Your instructions =
Copy the lines holding the word "mənĕ", all of them.

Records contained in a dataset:
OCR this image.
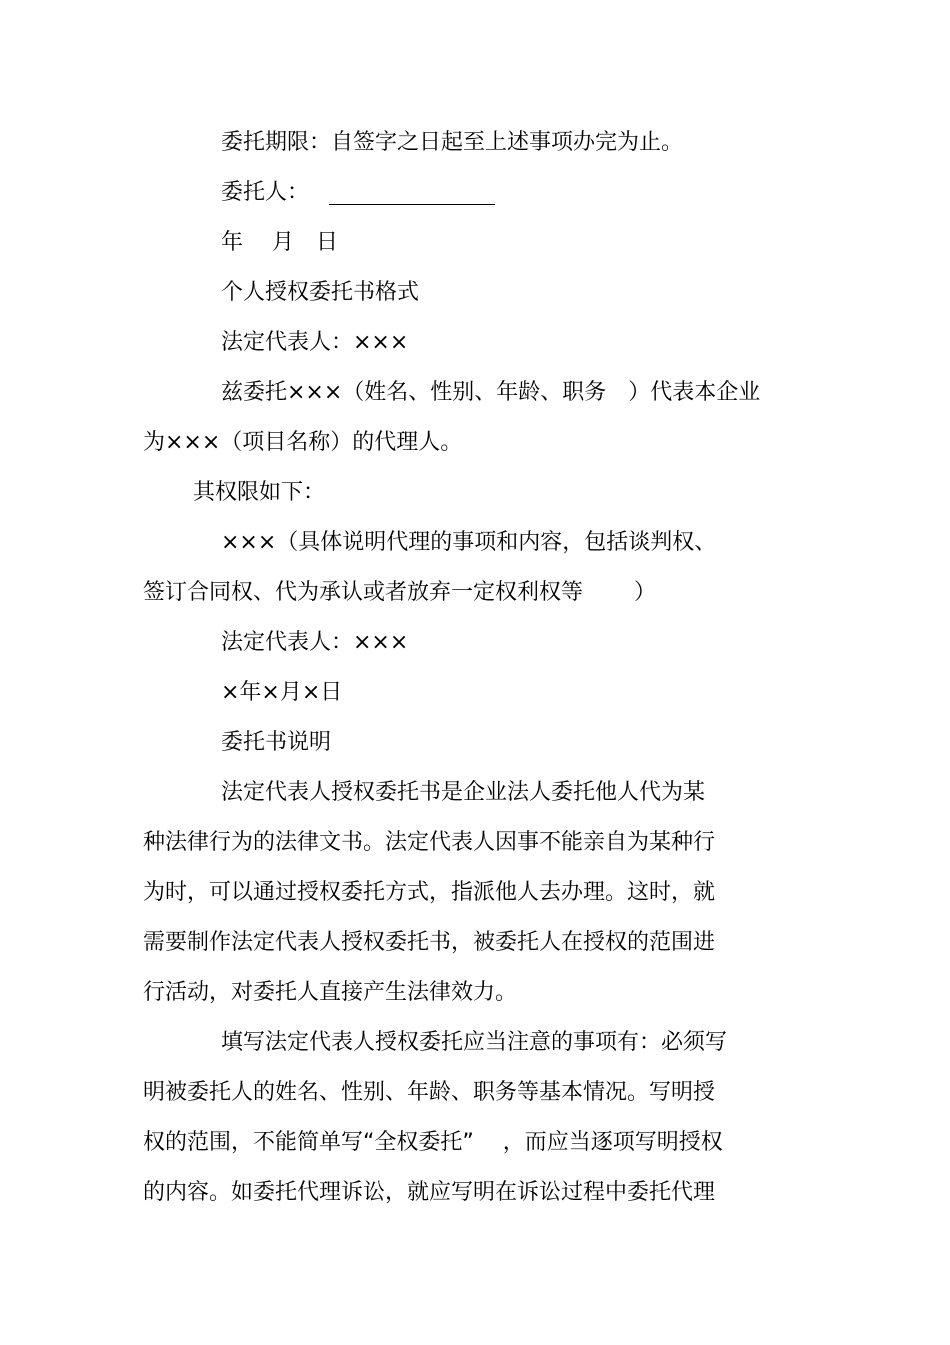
委托期限：自签字之日起至上述事项办完为止。
委托人：
年　 月　日
个人授权委托书格式
法定代表人：×××
兹委托×××（姓名、性别、年龄、职务　）代表本企业
为×××（项目名称）的代理人。
其权限如下：
×××（具体说明代理的事项和内容，包括谈判权、
签订合同权、代为承认或者放弃一定权利权等　　 ）
法定代表人：×××
×年×月×日
委托书说明
法定代表人授权委托书是企业法人委托他人代为某
种法律行为的法律文书。法定代表人因事不能亲自为某种行
为时，可以通过授权委托方式，指派他人去办理。这时，就
需要制作法定代表人授权委托书，被委托人在授权的范围进
行活动，对委托人直接产生法律效力。
填写法定代表人授权委托应当注意的事项有：必须写
明被委托人的姓名、性别、年龄、职务等基本情况。写明授
权的范围，不能简单写“全权委托”　 ，而应当逐项写明授权
的内容。如委托代理诉讼，就应写明在诉讼过程中委托代理
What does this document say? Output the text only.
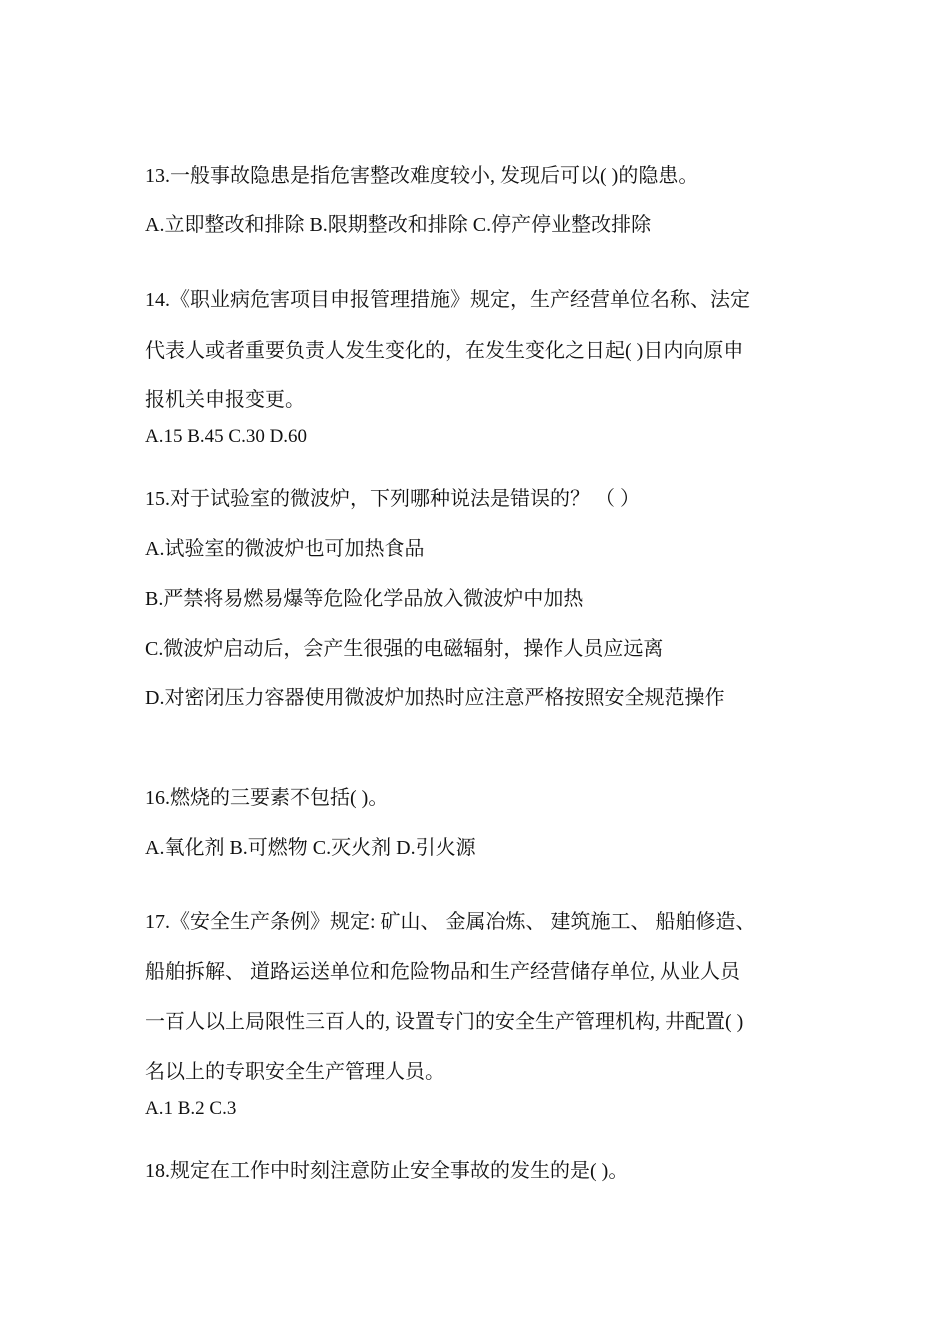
13.一般事故隐患是指危害整改难度较小, 发现后可以( )的隐患。
A.立即整改和排除 B.限期整改和排除 C.停产停业整改排除
14.《职业病危害项目申报管理措施》规定，生产经营单位名称、法定
代表人或者重要负责人发生变化的，在发生变化之日起( )日内向原申
报机关申报变更。
A.15 B.45 C.30 D.60
15.对于试验室的微波炉，下列哪种说法是错误的？ （ ）
A.试验室的微波炉也可加热食品
B.严禁将易燃易爆等危险化学品放入微波炉中加热
C.微波炉启动后，会产生很强的电磁辐射，操作人员应远离
D.对密闭压力容器使用微波炉加热时应注意严格按照安全规范操作
16.燃烧的三要素不包括( )。
A.氧化剂 B.可燃物 C.灭火剂 D.引火源
17.《安全生产条例》规定: 矿山、 金属冶炼、 建筑施工、 船舶修造、
船舶拆解、 道路运送单位和危险物品和生产经营储存单位, 从业人员
一百人以上局限性三百人的, 设置专门的安全生产管理机构, 井配置( )
名以上的专职安全生产管理人员。
A.1 B.2 C.3
18.规定在工作中时刻注意防止安全事故的发生的是( )。
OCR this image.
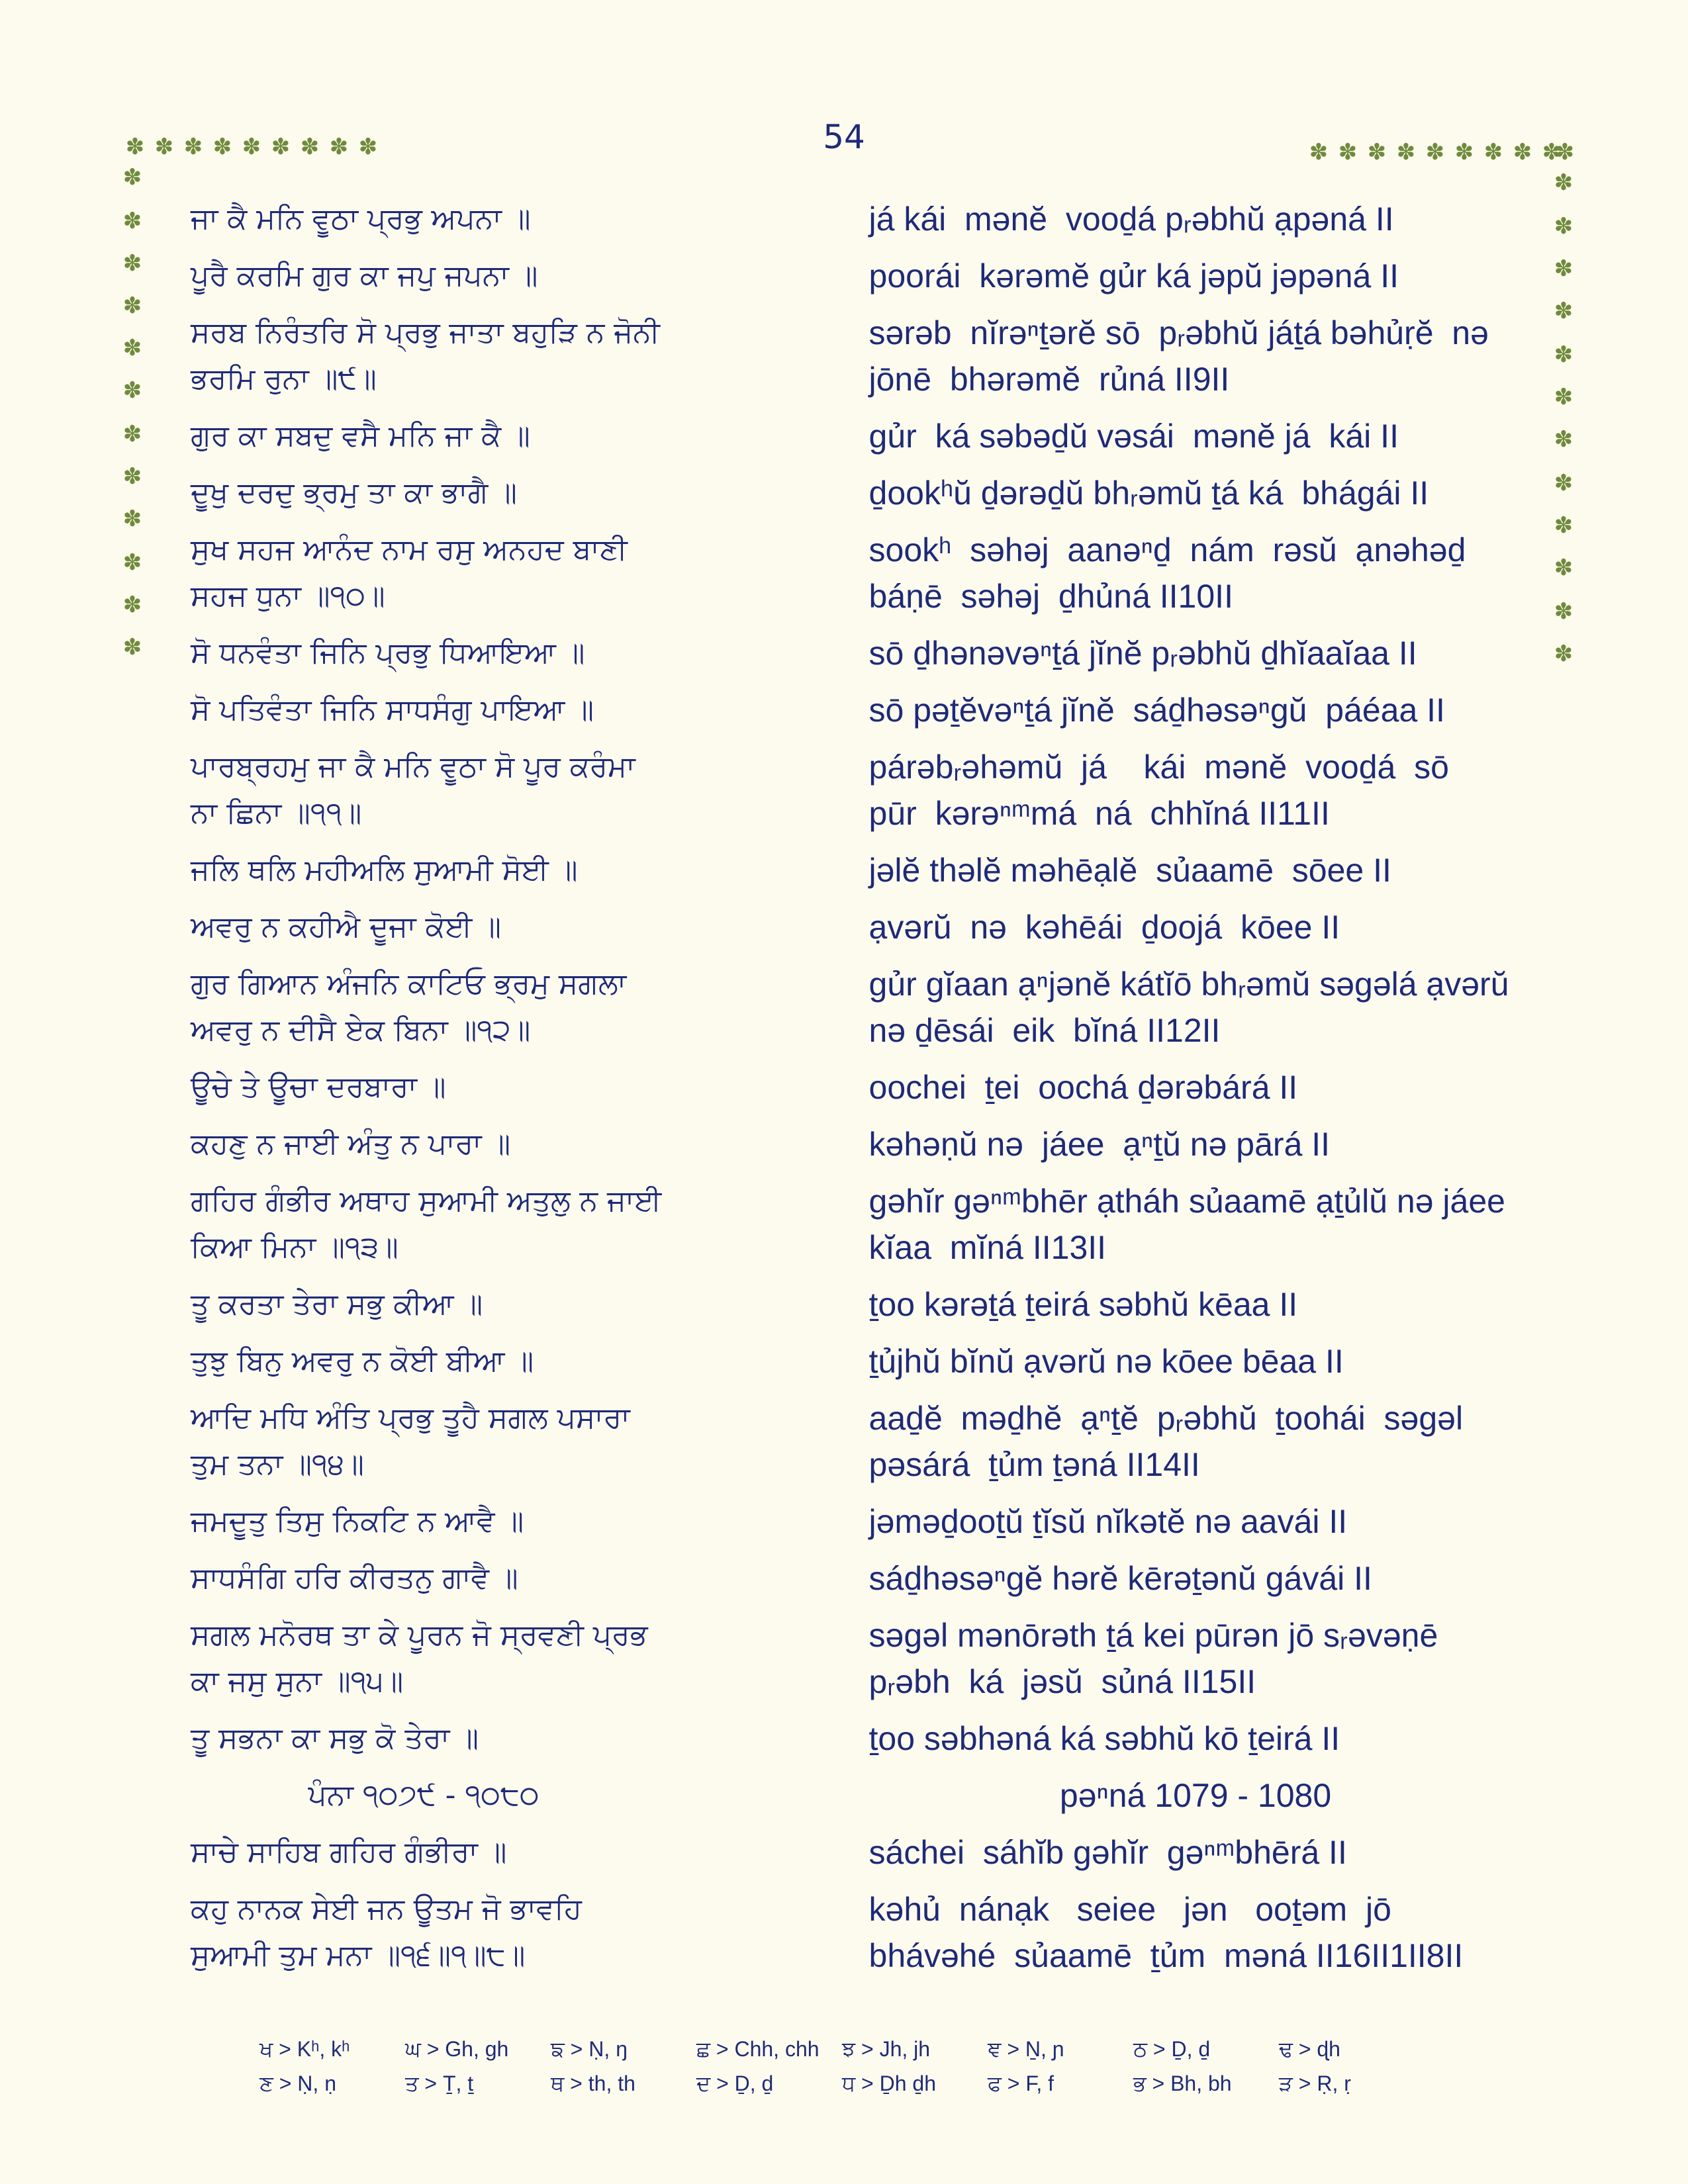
54
✽ ✽ ✽ ✽ ✽ ✽ ✽ ✽ ✽
✽
✽
✽
✽
✽
✽
✽
✽
✽
✽
✽
✽
✽ ✽ ✽ ✽ ✽ ✽ ✽ ✽ ✽
✽
✽
✽
✽
✽
✽
✽
✽
✽
✽
✽
✽
✽
ਜਾ ਕੈ ਮਨਿ ਵੂਠਾ ਪ੍ਰਭੁ ਅਪਨਾ ॥	já kái  mənĕ  vooḏá pᵣəbhŭ ạpəná II
ਪੂਰੈ ਕਰਮਿ ਗੁਰ ਕਾ ਜਪੁ ਜਪਨਾ ॥	poorái  kərəmĕ gủr ká jəpŭ jəpəná II
ਸਰਬ ਨਿਰੰਤਰਿ ਸੋ ਪ੍ਰਭੁ ਜਾਤਾ ਬਹੁੜਿ ਨ ਜੋਨੀ ਭਰਮਿ ਰੁਨਾ ॥੯॥
sərəb  nĭrəⁿṯərĕ sō  pᵣəbhŭ jáṯá bəhủṛĕ  nə  jōnē  bhərəmĕ  rủná II9II
ਗੁਰ ਕਾ ਸਬਦੁ ਵਸੈ ਮਨਿ ਜਾ ਕੈ ॥	gủr  ká səbəḏŭ vəsái  mənĕ já  kái II
ਦੂਖੁ ਦਰਦੁ ਭ੍ਰਮੁ ਤਾ ਕਾ ਭਾਗੈ ॥	ḏookʰŭ ḏərəḏŭ bhᵣəmŭ ṯá ká  bhágái II
ਸੁਖ ਸਹਜ ਆਨੰਦ ਨਾਮ ਰਸੁ ਅਨਹਦ ਬਾਣੀ ਸਹਜ ਧੁਨਾ ॥੧੦॥
sookʰ  səhəj  aanəⁿḏ  nám  rəsŭ  ạnəhəḏ   báṇē  səhəj  ḏhủná II10II
ਸੋ ਧਨਵੰਤਾ ਜਿਨਿ ਪ੍ਰਭੁ ਧਿਆਇਆ ॥	sō ḏhənəvəⁿṯá jĭnĕ pᵣəbhŭ ḏhĭaaĭaa II
ਸੋ ਪਤਿਵੰਤਾ ਜਿਨਿ ਸਾਧਸੰਗੁ ਪਾਇਆ ॥	sō pəṯĕvəⁿṯá jĭnĕ  sáḏhəsəⁿgŭ  páéaa II
ਪਾਰਬ੍ਰਹਮੁ ਜਾ ਕੈ ਮਨਿ ਵੂਠਾ ਸੋ ਪੂਰ ਕਰੰਮਾ ਨਾ ਛਿਨਾ ॥੧੧॥
párəbᵣəhəmŭ  já    kái  mənĕ  vooḏá  sō    pūr  kərəⁿᵐmá  ná  chhĭná II11II
ਜਲਿ ਥਲਿ ਮਹੀਅਲਿ ਸੁਆਮੀ ਸੋਈ ॥	jəlĕ thəlĕ məhēạlĕ  sủaamē  sōee II
ਅਵਰੁ ਨ ਕਹੀਐ ਦੂਜਾ ਕੋਈ ॥	ạvərŭ  nə  kəhēái  ḏoojá  kōee II
ਗੁਰ ਗਿਆਨ ਅੰਜਨਿ ਕਾਟਿਓ ਭ੍ਰਮੁ ਸਗਲਾ ਅਵਰੁ ਨ ਦੀਸੈ ਏਕ ਬਿਨਾ ॥੧੨॥
gủr gĭaan ạⁿjənĕ kátĭō bhᵣəmŭ səgəlá ạvərŭ nə ḏēsái  eik  bĭná II12II
ਊਚੇ ਤੇ ਊਚਾ ਦਰਬਾਰਾ ॥	oochei  ṯei  oochá ḏərəbárá II
ਕਹਣੁ ਨ ਜਾਈ ਅੰਤੁ ਨ ਪਾਰਾ ॥	kəhəṇŭ nə  jáee  ạⁿṯŭ nə pārá II
ਗਹਿਰ ਗੰਭੀਰ ਅਥਾਹ ਸੁਆਮੀ ਅਤੁਲੁ ਨ ਜਾਈ ਕਿਆ ਮਿਨਾ ॥੧੩॥
gəhĭr gəⁿᵐbhēr ạtháh sủaamē ạṯủlŭ nə jáee  kĭaa  mĭná II13II
ਤੂ ਕਰਤਾ ਤੇਰਾ ਸਭੁ ਕੀਆ ॥	ṯoo kərəṯá ṯeirá səbhŭ kēaa II
ਤੁਝੁ ਬਿਨੁ ਅਵਰੁ ਨ ਕੋਈ ਬੀਆ ॥	ṯủjhŭ bĭnŭ ạvərŭ nə kōee bēaa II
ਆਦਿ ਮਧਿ ਅੰਤਿ ਪ੍ਰਭੁ ਤੂਹੈ ਸਗਲ ਪਸਾਰਾ ਤੁਮ ਤਨਾ ॥੧੪॥
aaḏĕ  məḏhĕ  ạⁿṯĕ  pᵣəbhŭ  ṯoohái  səgəl   pəsárá  ṯủm ṯəná II14II
ਜਮਦੂਤੁ ਤਿਸੁ ਨਿਕਟਿ ਨ ਆਵੈ ॥	jəməḏooṯŭ ṯĭsŭ nĭkətĕ nə aavái II
ਸਾਧਸੰਗਿ ਹਰਿ ਕੀਰਤਨੁ ਗਾਵੈ ॥	sáḏhəsəⁿgĕ hərĕ kērəṯənŭ gávái II
ਸਗਲ ਮਨੋਰਥ ਤਾ ਕੇ ਪੂਰਨ ਜੋ ਸ੍ਰਵਣੀ ਪ੍ਰਭ ਕਾ ਜਸੁ ਸੁਨਾ ॥੧੫॥
səgəl mənōrəth ṯá kei pūrən jō sᵣəvəṇē pᵣəbh  ká  jəsŭ  sủná II15II
ਤੂ ਸਭਨਾ ਕਾ ਸਭੁ ਕੋ ਤੇਰਾ ॥	ṯoo səbhəná ká səbhŭ kō ṯeirá II
ਪੰਨਾ ੧੦੭੯ - ੧੦੮੦	pəⁿná 1079 - 1080
ਸਾਚੇ ਸਾਹਿਬ ਗਹਿਰ ਗੰਭੀਰਾ ॥	sáchei  sáhĭb gəhĭr  gəⁿᵐbhērá II
ਕਹੁ ਨਾਨਕ ਸੇਈ ਜਨ ਊਤਮ ਜੋ ਭਾਵਹਿ ਸੁਆਮੀ ਤੁਮ ਮਨਾ ॥੧੬॥੧॥੮॥
kəhủ  nánạk   seiee   jən   ooṯəm  jō   bhávəhé  sủaamē  ṯủm  məná II16II1II8II
ਖ > Kʰ, kʰ	ਘ > Gh, gh	ਙ > Ṇ, ŋ	ਛ > Chh, chh	ਝ > Jh, jh	ਞ > Ṉ, ɲ	ਠ > Ḏ, ḏ	ਢ > ɖh
ਣ > Ṇ, ṇ	ਤ > Ṯ, ṯ	ਥ > th, th	ਦ > Ḏ, ḏ	ਧ > Ḏh ḏh	ਫ > F, f	ਭ > Bh, bh	ੜ > Ṛ, ṛ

Correct response =
ਜਾ ਕੈ ਮਨਿ ਵੂਠਾ ਪ੍ਰਭੁ ਅਪਨਾ ॥	já kái  mənĕ  vooḏá pᵣəbhŭ ạpəná II
ਗੁਰ ਕਾ ਸਬਦੁ ਵਸੈ ਮਨਿ ਜਾ ਕੈ ॥	gủr  ká səbəḏŭ vəsái  mənĕ já  kái II
párəbᵣəhəmŭ  já    kái  mənĕ  vooḏá  sō    pūr  kərəⁿᵐmá  ná  chhĭná II11II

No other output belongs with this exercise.